::: DOCUMENT SECTION :::

And while I recognize a few people are annoyed at the loss of the touchbar and the increase in weight, I think this is a very, very solid, post-Ive laptop, and exactly what Apple should be doing.

There’s only so much space to experiment in a form factor before you’ve covered the bounds, and when you’re constrained by “The keyboard needs to fit human hands,” and you’ve pretty much pushed the display out so far there are no meaningful bezels left… just iterate on it. And then put in the stuff that you lost while experimenting with winning industrial design awards. An SD card reader and HDMI port are useful.

Not that I will be getting one, pretty much ever at this point.

… though it is occasionally interesting to use my work iPhone and remember just what a smooth interface feels like. sigh Need to stop doing that.

The profile view definitely reminds me of my first PowerBook G4. And that’s not bad.

:::

Write out the laptop post starting with "And while I" and going on through "port are useful.", switching "touchbar" to "Touch Bar". None of these lines are used here.

::: STORED DATA :::

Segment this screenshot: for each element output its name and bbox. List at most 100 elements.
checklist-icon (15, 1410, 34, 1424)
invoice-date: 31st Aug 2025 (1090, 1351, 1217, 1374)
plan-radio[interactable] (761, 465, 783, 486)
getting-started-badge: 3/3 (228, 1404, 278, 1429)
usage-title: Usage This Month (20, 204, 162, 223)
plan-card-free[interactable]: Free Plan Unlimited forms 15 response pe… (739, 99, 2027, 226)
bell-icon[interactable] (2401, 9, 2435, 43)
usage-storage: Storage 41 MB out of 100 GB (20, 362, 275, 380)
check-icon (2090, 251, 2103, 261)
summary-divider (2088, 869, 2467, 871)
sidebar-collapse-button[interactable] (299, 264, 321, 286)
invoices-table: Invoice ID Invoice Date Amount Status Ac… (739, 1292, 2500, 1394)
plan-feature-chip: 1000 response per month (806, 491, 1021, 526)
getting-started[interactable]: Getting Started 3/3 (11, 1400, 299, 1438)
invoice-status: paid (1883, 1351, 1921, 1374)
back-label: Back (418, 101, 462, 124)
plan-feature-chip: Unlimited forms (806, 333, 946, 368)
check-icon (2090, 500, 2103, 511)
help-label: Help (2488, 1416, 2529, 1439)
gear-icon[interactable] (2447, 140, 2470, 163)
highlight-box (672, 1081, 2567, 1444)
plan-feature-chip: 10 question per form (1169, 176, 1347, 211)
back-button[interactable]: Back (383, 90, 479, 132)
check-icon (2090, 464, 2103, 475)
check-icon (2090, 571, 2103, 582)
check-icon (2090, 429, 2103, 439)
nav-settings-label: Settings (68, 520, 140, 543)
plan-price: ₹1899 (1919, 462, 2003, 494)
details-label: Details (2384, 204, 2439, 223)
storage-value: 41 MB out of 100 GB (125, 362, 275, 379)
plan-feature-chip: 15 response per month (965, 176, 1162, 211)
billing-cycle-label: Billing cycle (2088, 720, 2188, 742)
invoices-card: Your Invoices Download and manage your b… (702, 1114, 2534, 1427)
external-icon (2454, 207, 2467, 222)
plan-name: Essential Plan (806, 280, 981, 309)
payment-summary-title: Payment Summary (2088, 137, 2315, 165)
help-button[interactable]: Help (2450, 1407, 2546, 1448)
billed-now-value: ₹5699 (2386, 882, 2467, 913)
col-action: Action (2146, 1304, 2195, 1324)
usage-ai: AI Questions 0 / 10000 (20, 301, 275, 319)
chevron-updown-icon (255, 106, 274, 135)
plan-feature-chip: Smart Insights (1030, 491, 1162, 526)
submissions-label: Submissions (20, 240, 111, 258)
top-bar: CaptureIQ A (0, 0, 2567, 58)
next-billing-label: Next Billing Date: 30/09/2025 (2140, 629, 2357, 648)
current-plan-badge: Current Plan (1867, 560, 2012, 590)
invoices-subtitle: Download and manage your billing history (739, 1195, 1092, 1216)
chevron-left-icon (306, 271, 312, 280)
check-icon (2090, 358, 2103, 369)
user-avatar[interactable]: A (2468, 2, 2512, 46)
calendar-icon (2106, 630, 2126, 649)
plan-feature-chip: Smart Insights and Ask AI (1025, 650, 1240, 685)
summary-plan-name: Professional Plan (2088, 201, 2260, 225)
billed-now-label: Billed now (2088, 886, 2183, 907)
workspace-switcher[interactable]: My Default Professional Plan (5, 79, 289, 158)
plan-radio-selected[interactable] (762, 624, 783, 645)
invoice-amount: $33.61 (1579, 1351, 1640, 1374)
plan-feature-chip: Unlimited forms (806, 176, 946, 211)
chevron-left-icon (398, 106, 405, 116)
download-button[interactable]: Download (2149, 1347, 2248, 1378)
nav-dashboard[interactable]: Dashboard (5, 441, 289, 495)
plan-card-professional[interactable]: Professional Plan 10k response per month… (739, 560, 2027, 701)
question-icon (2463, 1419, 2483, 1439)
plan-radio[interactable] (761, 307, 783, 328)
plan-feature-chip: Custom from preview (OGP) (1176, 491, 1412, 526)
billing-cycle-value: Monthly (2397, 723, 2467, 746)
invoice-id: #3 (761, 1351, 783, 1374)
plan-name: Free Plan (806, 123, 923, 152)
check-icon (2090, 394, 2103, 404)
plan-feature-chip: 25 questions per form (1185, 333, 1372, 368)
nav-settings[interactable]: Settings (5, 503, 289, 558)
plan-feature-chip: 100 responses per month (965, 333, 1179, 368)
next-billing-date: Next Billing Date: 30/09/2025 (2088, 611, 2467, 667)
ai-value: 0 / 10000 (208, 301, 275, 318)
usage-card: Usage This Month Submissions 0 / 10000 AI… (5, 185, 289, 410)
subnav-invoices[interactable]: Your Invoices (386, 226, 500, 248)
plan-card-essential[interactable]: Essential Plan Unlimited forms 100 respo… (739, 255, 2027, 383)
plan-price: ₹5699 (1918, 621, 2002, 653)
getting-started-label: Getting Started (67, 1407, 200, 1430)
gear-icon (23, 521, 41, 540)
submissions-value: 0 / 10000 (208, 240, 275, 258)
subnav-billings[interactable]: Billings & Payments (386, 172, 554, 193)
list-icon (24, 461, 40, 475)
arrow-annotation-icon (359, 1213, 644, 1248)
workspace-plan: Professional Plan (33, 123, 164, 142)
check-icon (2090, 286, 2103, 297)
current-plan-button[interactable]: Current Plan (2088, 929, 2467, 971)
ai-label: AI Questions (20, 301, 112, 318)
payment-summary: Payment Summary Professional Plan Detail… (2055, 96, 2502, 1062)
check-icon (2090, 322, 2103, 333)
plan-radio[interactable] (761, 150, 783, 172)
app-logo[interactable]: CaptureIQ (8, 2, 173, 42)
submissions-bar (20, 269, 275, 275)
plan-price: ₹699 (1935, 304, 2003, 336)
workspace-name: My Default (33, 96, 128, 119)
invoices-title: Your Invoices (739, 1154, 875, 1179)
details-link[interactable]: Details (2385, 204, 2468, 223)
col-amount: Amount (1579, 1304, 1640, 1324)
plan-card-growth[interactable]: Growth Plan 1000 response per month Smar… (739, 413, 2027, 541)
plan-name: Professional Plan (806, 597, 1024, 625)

:::

→ YOUR RESPONSE
And while I recognize a few people are annoyed at the loss of the Touch Bar and the increase in weight, I think this is a very, very solid, post-Ive laptop, and exactly what Apple should be doing.

There’s only so much space to experiment in a form factor before you’ve covered the bounds, and when you’re constrained by “The keyboard needs to fit human hands,” and you’ve pretty much pushed the display out so far there are no meaningful bezels left… just iterate on it. And then put in the stuff that you lost while experimenting with winning industrial design awards. An SD card reader and HDMI port are useful.